(Saved data entries)
┏━━

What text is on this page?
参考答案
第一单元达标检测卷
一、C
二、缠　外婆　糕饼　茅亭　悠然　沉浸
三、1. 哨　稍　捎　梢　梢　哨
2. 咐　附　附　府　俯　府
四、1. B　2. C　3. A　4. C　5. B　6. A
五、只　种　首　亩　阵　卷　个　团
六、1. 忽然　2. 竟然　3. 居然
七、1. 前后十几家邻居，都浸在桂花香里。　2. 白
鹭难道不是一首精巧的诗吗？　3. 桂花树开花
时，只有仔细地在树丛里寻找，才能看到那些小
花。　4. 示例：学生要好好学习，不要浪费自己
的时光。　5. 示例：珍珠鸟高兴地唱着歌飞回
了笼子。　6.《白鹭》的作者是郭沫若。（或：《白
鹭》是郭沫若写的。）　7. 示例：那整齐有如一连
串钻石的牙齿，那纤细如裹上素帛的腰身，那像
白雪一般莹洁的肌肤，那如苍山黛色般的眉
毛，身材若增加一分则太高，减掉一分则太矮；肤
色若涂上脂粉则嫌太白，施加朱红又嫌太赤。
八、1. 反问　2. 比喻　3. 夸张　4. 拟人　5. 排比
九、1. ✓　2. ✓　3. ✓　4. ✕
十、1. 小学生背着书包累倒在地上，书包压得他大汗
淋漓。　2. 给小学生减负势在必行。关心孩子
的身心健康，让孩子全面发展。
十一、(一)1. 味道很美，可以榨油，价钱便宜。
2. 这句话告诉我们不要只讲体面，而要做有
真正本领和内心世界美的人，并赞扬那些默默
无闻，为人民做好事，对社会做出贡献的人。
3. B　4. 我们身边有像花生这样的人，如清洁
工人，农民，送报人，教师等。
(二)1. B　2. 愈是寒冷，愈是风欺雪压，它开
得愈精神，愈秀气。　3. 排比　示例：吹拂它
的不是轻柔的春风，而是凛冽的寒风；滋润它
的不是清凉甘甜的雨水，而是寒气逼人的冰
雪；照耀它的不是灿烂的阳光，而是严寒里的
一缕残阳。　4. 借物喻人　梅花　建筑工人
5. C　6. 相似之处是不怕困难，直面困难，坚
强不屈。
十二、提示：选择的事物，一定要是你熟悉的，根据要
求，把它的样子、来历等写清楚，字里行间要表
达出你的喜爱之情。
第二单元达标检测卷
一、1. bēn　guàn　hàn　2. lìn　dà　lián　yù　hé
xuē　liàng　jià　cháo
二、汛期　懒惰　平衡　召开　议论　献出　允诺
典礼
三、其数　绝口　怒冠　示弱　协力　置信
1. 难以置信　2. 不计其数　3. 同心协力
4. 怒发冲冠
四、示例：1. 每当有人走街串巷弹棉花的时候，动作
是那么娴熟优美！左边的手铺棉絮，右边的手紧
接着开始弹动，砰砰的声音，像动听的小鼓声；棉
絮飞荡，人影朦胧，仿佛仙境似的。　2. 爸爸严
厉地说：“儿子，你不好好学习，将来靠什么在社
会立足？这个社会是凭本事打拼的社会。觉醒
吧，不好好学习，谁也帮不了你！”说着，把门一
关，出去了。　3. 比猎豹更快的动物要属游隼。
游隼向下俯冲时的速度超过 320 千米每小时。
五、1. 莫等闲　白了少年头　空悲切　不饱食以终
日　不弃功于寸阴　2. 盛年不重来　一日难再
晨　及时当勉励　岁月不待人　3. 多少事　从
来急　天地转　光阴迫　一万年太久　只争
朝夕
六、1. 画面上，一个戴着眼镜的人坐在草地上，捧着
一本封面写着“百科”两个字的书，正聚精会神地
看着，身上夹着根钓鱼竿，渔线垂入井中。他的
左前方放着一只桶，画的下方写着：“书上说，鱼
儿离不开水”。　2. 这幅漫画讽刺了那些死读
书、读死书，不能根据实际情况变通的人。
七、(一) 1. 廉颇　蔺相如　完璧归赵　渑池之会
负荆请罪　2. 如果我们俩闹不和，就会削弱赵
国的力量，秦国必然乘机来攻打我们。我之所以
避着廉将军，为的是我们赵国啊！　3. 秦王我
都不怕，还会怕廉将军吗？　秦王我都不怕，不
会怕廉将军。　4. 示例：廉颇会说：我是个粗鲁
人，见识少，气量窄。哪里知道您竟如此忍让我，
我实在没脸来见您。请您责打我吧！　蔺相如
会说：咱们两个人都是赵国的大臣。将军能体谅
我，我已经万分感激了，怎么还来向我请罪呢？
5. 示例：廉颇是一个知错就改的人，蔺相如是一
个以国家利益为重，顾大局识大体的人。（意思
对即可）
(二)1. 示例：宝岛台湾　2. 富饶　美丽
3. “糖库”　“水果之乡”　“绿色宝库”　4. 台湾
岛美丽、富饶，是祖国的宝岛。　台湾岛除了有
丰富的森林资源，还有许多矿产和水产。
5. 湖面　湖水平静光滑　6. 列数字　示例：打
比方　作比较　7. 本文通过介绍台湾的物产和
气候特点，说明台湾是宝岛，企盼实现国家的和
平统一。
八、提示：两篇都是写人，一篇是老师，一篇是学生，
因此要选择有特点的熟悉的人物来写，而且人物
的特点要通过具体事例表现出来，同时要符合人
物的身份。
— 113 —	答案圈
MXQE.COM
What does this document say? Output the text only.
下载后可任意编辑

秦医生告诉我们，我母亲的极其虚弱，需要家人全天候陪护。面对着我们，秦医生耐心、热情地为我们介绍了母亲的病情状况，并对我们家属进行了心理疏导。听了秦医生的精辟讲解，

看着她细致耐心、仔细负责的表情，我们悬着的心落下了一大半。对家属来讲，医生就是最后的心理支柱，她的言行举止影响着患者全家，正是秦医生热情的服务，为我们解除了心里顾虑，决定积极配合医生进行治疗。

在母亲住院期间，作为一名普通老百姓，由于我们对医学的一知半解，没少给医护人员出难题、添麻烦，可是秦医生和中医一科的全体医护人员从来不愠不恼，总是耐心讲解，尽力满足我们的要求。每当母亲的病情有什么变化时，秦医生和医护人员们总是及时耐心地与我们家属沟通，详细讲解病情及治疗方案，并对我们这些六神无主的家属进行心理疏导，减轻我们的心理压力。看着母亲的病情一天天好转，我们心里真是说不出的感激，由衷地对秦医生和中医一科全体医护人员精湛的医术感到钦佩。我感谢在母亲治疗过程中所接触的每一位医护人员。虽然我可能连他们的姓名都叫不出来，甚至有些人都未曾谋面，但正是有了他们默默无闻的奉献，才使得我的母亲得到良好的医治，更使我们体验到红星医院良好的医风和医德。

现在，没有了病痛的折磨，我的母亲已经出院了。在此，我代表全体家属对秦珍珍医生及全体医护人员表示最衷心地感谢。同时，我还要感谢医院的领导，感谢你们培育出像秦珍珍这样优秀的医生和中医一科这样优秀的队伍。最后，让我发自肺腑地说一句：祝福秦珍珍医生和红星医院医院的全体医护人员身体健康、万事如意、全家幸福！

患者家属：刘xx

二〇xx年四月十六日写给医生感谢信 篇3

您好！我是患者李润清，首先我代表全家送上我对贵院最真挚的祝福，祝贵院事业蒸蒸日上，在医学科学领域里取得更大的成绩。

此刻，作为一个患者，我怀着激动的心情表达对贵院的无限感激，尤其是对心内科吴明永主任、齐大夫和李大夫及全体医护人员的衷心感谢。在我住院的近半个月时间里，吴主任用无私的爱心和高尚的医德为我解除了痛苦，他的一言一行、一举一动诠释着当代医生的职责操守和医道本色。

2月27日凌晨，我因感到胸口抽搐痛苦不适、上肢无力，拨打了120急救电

┗━━

* Description of the task *
Write out every line of the records exactly.

* Response *
What text is on this page?
参考答案
第一单元达标检测卷
一、C
二、缠　外婆　糕饼　茅亭　悠然　沉浸
三、1. 哨　稍　捎　梢　梢　哨
2. 咐　附　附　府　俯　府
四、1. B　2. C　3. A　4. C　5. B　6. A
五、只　种　首　亩　阵　卷　个　团
六、1. 忽然　2. 竟然　3. 居然
七、1. 前后十几家邻居，都浸在桂花香里。　2. 白
鹭难道不是一首精巧的诗吗？　3. 桂花树开花
时，只有仔细地在树丛里寻找，才能看到那些小
花。　4. 示例：学生要好好学习，不要浪费自己
的时光。　5. 示例：珍珠鸟高兴地唱着歌飞回
了笼子。　6.《白鹭》的作者是郭沫若。（或：《白
鹭》是郭沫若写的。）　7. 示例：那整齐有如一连
串钻石的牙齿，那纤细如裹上素帛的腰身，那像
白雪一般莹洁的肌肤，那如苍山黛色般的眉
毛，身材若增加一分则太高，减掉一分则太矮；肤
色若涂上脂粉则嫌太白，施加朱红又嫌太赤。
八、1. 反问　2. 比喻　3. 夸张　4. 拟人　5. 排比
九、1. ✓　2. ✓　3. ✓　4. ✕
十、1. 小学生背着书包累倒在地上，书包压得他大汗
淋漓。　2. 给小学生减负势在必行。关心孩子
的身心健康，让孩子全面发展。
十一、(一)1. 味道很美，可以榨油，价钱便宜。
2. 这句话告诉我们不要只讲体面，而要做有
真正本领和内心世界美的人，并赞扬那些默默
无闻，为人民做好事，对社会做出贡献的人。
3. B　4. 我们身边有像花生这样的人，如清洁
工人，农民，送报人，教师等。
(二)1. B　2. 愈是寒冷，愈是风欺雪压，它开
得愈精神，愈秀气。　3. 排比　示例：吹拂它
的不是轻柔的春风，而是凛冽的寒风；滋润它
的不是清凉甘甜的雨水，而是寒气逼人的冰
雪；照耀它的不是灿烂的阳光，而是严寒里的
一缕残阳。　4. 借物喻人　梅花　建筑工人
5. C　6. 相似之处是不怕困难，直面困难，坚
强不屈。
十二、提示：选择的事物，一定要是你熟悉的，根据要
求，把它的样子、来历等写清楚，字里行间要表
达出你的喜爱之情。
第二单元达标检测卷
一、1. bēn　guàn　hàn　2. lìn　dà　lián　yù　hé
xuē　liàng　jià　cháo
二、汛期　懒惰　平衡　召开　议论　献出　允诺
典礼
三、其数　绝口　怒冠　示弱　协力　置信
1. 难以置信　2. 不计其数　3. 同心协力
4. 怒发冲冠
四、示例：1. 每当有人走街串巷弹棉花的时候，动作
是那么娴熟优美！左边的手铺棉絮，右边的手紧
接着开始弹动，砰砰的声音，像动听的小鼓声；棉
絮飞荡，人影朦胧，仿佛仙境似的。　2. 爸爸严
厉地说：“儿子，你不好好学习，将来靠什么在社
会立足？这个社会是凭本事打拼的社会。觉醒
吧，不好好学习，谁也帮不了你！”说着，把门一
关，出去了。　3. 比猎豹更快的动物要属游隼。
游隼向下俯冲时的速度超过 320 千米每小时。
五、1. 莫等闲　白了少年头　空悲切　不饱食以终
日　不弃功于寸阴　2. 盛年不重来　一日难再
晨　及时当勉励　岁月不待人　3. 多少事　从
来急　天地转　光阴迫　一万年太久　只争
朝夕
六、1. 画面上，一个戴着眼镜的人坐在草地上，捧着
一本封面写着“百科”两个字的书，正聚精会神地
看着，身上夹着根钓鱼竿，渔线垂入井中。他的
左前方放着一只桶，画的下方写着：“书上说，鱼
儿离不开水”。　2. 这幅漫画讽刺了那些死读
书、读死书，不能根据实际情况变通的人。
七、(一) 1. 廉颇　蔺相如　完璧归赵　渑池之会
负荆请罪　2. 如果我们俩闹不和，就会削弱赵
国的力量，秦国必然乘机来攻打我们。我之所以
避着廉将军，为的是我们赵国啊！　3. 秦王我
都不怕，还会怕廉将军吗？　秦王我都不怕，不
会怕廉将军。　4. 示例：廉颇会说：我是个粗鲁
人，见识少，气量窄。哪里知道您竟如此忍让我，
我实在没脸来见您。请您责打我吧！　蔺相如
会说：咱们两个人都是赵国的大臣。将军能体谅
我，我已经万分感激了，怎么还来向我请罪呢？
5. 示例：廉颇是一个知错就改的人，蔺相如是一
个以国家利益为重，顾大局识大体的人。（意思
对即可）
(二)1. 示例：宝岛台湾　2. 富饶　美丽
3. “糖库”　“水果之乡”　“绿色宝库”　4. 台湾
岛美丽、富饶，是祖国的宝岛。　台湾岛除了有
丰富的森林资源，还有许多矿产和水产。
5. 湖面　湖水平静光滑　6. 列数字　示例：打
比方　作比较　7. 本文通过介绍台湾的物产和
气候特点，说明台湾是宝岛，企盼实现国家的和
平统一。
八、提示：两篇都是写人，一篇是老师，一篇是学生，
因此要选择有特点的熟悉的人物来写，而且人物
的特点要通过具体事例表现出来，同时要符合人
物的身份。
— 113 —	答案圈
MXQE.COM
What does this document say? Output the text only.
下载后可任意编辑

秦医生告诉我们，我母亲的极其虚弱，需要家人全天候陪护。面对着我们，秦医生耐心、热情地为我们介绍了母亲的病情状况，并对我们家属进行了心理疏导。听了秦医生的精辟讲解，

看着她细致耐心、仔细负责的表情，我们悬着的心落下了一大半。对家属来讲，医生就是最后的心理支柱，她的言行举止影响着患者全家，正是秦医生热情的服务，为我们解除了心里顾虑，决定积极配合医生进行治疗。

在母亲住院期间，作为一名普通老百姓，由于我们对医学的一知半解，没少给医护人员出难题、添麻烦，可是秦医生和中医一科的全体医护人员从来不愠不恼，总是耐心讲解，尽力满足我们的要求。每当母亲的病情有什么变化时，秦医生和医护人员们总是及时耐心地与我们家属沟通，详细讲解病情及治疗方案，并对我们这些六神无主的家属进行心理疏导，减轻我们的心理压力。看着母亲的病情一天天好转，我们心里真是说不出的感激，由衷地对秦医生和中医一科全体医护人员精湛的医术感到钦佩。我感谢在母亲治疗过程中所接触的每一位医护人员。虽然我可能连他们的姓名都叫不出来，甚至有些人都未曾谋面，但正是有了他们默默无闻的奉献，才使得我的母亲得到良好的医治，更使我们体验到红星医院良好的医风和医德。

现在，没有了病痛的折磨，我的母亲已经出院了。在此，我代表全体家属对秦珍珍医生及全体医护人员表示最衷心地感谢。同时，我还要感谢医院的领导，感谢你们培育出像秦珍珍这样优秀的医生和中医一科这样优秀的队伍。最后，让我发自肺腑地说一句：祝福秦珍珍医生和红星医院医院的全体医护人员身体健康、万事如意、全家幸福！

患者家属：刘xx

二〇xx年四月十六日写给医生感谢信 篇3

您好！我是患者李润清，首先我代表全家送上我对贵院最真挚的祝福，祝贵院事业蒸蒸日上，在医学科学领域里取得更大的成绩。

此刻，作为一个患者，我怀着激动的心情表达对贵院的无限感激，尤其是对心内科吴明永主任、齐大夫和李大夫及全体医护人员的衷心感谢。在我住院的近半个月时间里，吴主任用无私的爱心和高尚的医德为我解除了痛苦，他的一言一行、一举一动诠释着当代医生的职责操守和医道本色。

2月27日凌晨，我因感到胸口抽搐痛苦不适、上肢无力，拨打了120急救电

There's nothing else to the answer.